**What the task requires:** Restate the entries word for word, omitting nothing.

-------- Source material

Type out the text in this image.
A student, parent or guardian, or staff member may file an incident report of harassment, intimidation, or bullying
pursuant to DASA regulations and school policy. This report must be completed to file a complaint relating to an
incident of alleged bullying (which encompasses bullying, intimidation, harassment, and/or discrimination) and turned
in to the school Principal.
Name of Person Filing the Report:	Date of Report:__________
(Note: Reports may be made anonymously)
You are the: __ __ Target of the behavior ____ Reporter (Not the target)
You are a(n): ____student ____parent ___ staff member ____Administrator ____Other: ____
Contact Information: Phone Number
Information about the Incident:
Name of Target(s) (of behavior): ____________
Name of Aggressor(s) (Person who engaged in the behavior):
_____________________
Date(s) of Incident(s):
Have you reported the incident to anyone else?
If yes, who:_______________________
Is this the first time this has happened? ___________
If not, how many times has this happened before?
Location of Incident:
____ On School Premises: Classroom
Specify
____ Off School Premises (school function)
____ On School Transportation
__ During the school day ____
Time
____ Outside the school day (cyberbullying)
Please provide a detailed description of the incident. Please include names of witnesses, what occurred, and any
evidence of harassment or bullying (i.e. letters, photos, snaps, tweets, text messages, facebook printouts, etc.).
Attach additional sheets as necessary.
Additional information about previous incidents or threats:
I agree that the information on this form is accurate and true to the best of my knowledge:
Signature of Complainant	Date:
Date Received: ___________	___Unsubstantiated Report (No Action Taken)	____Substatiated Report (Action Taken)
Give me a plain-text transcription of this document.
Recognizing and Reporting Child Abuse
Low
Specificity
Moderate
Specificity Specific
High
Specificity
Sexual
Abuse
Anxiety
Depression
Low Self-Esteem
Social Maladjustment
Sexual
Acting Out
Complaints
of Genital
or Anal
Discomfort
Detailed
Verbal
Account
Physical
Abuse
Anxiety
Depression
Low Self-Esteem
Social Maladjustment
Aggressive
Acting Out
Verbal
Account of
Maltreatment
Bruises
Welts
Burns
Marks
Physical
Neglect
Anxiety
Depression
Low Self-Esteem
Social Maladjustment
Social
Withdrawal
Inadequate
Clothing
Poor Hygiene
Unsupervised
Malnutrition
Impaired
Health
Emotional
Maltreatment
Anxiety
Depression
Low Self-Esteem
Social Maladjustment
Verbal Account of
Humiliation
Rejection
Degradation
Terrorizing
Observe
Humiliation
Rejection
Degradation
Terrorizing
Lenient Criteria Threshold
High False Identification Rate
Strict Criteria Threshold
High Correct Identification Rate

----------------

**Response to the exercise:**
Type out the text in this image.
A student, parent or guardian, or staff member may file an incident report of harassment, intimidation, or bullying
pursuant to DASA regulations and school policy. This report must be completed to file a complaint relating to an
incident of alleged bullying (which encompasses bullying, intimidation, harassment, and/or discrimination) and turned
in to the school Principal.
Name of Person Filing the Report:	Date of Report:__________
(Note: Reports may be made anonymously)
You are the: __ __ Target of the behavior ____ Reporter (Not the target)
You are a(n): ____student ____parent ___ staff member ____Administrator ____Other: ____
Contact Information: Phone Number
Information about the Incident:
Name of Target(s) (of behavior): ____________
Name of Aggressor(s) (Person who engaged in the behavior):
_____________________
Date(s) of Incident(s):
Have you reported the incident to anyone else?
If yes, who:_______________________
Is this the first time this has happened? ___________
If not, how many times has this happened before?
Location of Incident:
____ On School Premises: Classroom
Specify
____ Off School Premises (school function)
____ On School Transportation
__ During the school day ____
Time
____ Outside the school day (cyberbullying)
Please provide a detailed description of the incident. Please include names of witnesses, what occurred, and any
evidence of harassment or bullying (i.e. letters, photos, snaps, tweets, text messages, facebook printouts, etc.).
Attach additional sheets as necessary.
Additional information about previous incidents or threats:
I agree that the information on this form is accurate and true to the best of my knowledge:
Signature of Complainant	Date:
Date Received: ___________	___Unsubstantiated Report (No Action Taken)	____Substatiated Report (Action Taken)
Give me a plain-text transcription of this document.
Recognizing and Reporting Child Abuse
Low
Specificity
Moderate
Specificity Specific
High
Specificity
Sexual
Abuse
Anxiety
Depression
Low Self-Esteem
Social Maladjustment
Sexual
Acting Out
Complaints
of Genital
or Anal
Discomfort
Detailed
Verbal
Account
Physical
Abuse
Anxiety
Depression
Low Self-Esteem
Social Maladjustment
Aggressive
Acting Out
Verbal
Account of
Maltreatment
Bruises
Welts
Burns
Marks
Physical
Neglect
Anxiety
Depression
Low Self-Esteem
Social Maladjustment
Social
Withdrawal
Inadequate
Clothing
Poor Hygiene
Unsupervised
Malnutrition
Impaired
Health
Emotional
Maltreatment
Anxiety
Depression
Low Self-Esteem
Social Maladjustment
Verbal Account of
Humiliation
Rejection
Degradation
Terrorizing
Observe
Humiliation
Rejection
Degradation
Terrorizing
Lenient Criteria Threshold
High False Identification Rate
Strict Criteria Threshold
High Correct Identification Rate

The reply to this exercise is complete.